GIVEN PROBLEM: Extract each line of the records below that contains the word "Roberto".

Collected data

— Begin —

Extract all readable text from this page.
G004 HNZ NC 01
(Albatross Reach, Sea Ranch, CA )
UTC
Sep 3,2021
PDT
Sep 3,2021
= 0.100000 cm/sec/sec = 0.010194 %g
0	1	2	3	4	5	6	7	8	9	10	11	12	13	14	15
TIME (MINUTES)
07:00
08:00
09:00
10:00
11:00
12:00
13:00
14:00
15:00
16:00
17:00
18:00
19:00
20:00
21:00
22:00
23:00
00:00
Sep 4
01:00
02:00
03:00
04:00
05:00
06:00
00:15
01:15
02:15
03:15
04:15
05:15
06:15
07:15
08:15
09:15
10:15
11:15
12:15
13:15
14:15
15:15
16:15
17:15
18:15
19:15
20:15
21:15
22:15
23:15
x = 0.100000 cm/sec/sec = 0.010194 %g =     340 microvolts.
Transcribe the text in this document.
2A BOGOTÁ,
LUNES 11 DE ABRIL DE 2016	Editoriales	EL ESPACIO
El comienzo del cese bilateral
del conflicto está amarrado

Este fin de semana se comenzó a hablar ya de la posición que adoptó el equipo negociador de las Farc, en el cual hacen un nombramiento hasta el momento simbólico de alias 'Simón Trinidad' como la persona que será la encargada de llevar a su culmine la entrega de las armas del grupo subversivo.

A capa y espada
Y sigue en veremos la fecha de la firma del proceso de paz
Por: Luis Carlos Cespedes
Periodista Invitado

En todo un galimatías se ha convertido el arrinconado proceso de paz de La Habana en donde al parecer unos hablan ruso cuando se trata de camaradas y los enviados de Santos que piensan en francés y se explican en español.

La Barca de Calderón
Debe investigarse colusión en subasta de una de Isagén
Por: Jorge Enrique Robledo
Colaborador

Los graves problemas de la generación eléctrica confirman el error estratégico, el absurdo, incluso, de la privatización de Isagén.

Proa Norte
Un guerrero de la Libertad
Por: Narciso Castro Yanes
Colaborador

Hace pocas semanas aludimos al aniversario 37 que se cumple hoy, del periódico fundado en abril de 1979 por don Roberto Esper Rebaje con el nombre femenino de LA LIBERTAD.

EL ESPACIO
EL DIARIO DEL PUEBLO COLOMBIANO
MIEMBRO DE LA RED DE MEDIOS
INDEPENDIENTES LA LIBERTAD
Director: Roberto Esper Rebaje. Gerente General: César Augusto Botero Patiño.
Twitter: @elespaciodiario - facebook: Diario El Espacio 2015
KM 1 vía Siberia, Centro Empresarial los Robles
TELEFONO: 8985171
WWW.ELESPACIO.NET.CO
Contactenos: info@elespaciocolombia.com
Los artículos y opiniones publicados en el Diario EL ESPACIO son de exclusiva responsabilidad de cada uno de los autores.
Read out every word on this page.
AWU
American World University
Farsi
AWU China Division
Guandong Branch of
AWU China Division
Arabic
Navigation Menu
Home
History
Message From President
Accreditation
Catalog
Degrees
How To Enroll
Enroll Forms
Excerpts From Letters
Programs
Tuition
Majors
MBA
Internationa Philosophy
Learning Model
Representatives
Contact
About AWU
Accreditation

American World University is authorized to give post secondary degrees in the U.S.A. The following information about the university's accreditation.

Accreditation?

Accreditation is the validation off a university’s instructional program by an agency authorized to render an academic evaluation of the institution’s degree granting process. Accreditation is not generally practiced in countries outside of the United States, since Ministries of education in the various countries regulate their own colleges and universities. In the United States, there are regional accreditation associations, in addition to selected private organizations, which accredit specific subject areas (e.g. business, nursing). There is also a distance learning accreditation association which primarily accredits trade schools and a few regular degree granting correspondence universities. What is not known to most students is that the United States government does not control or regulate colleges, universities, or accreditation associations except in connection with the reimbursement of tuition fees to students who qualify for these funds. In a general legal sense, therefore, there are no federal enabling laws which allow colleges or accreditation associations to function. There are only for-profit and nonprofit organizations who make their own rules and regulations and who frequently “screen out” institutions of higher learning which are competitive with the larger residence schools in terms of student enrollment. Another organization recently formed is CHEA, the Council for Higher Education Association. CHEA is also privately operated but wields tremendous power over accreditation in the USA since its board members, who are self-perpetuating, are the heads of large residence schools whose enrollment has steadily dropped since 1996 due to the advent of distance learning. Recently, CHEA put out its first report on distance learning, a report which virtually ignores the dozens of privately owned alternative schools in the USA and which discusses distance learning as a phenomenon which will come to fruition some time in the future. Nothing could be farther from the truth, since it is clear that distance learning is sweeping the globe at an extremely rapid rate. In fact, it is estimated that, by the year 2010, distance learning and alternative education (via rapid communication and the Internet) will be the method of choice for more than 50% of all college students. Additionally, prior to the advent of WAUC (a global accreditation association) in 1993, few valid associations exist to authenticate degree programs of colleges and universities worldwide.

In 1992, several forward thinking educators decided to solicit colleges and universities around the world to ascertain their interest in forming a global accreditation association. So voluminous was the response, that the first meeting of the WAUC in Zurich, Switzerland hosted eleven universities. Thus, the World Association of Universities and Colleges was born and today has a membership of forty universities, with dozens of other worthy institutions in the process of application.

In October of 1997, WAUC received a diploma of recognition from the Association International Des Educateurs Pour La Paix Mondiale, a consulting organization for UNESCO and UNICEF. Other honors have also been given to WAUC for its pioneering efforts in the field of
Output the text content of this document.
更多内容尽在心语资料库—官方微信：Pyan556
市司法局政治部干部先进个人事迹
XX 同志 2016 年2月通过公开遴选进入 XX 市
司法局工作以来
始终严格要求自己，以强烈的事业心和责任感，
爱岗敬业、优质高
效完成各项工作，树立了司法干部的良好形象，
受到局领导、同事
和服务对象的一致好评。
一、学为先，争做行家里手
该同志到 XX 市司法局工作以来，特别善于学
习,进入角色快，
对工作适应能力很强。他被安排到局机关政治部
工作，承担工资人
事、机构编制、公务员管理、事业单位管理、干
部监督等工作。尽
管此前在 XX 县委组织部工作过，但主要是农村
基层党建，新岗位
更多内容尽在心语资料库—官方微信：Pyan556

— End —

SOLVED PROBLEM:
Hace pocas semanas aludimos al aniversario 37 que se cumple hoy, del periódico fundado en abril de 1979 por don Roberto Esper Rebaje con el nombre femenino de LA LIBERTAD.
Director: Roberto Esper Rebaje. Gerente General: César Augusto Botero Patiño.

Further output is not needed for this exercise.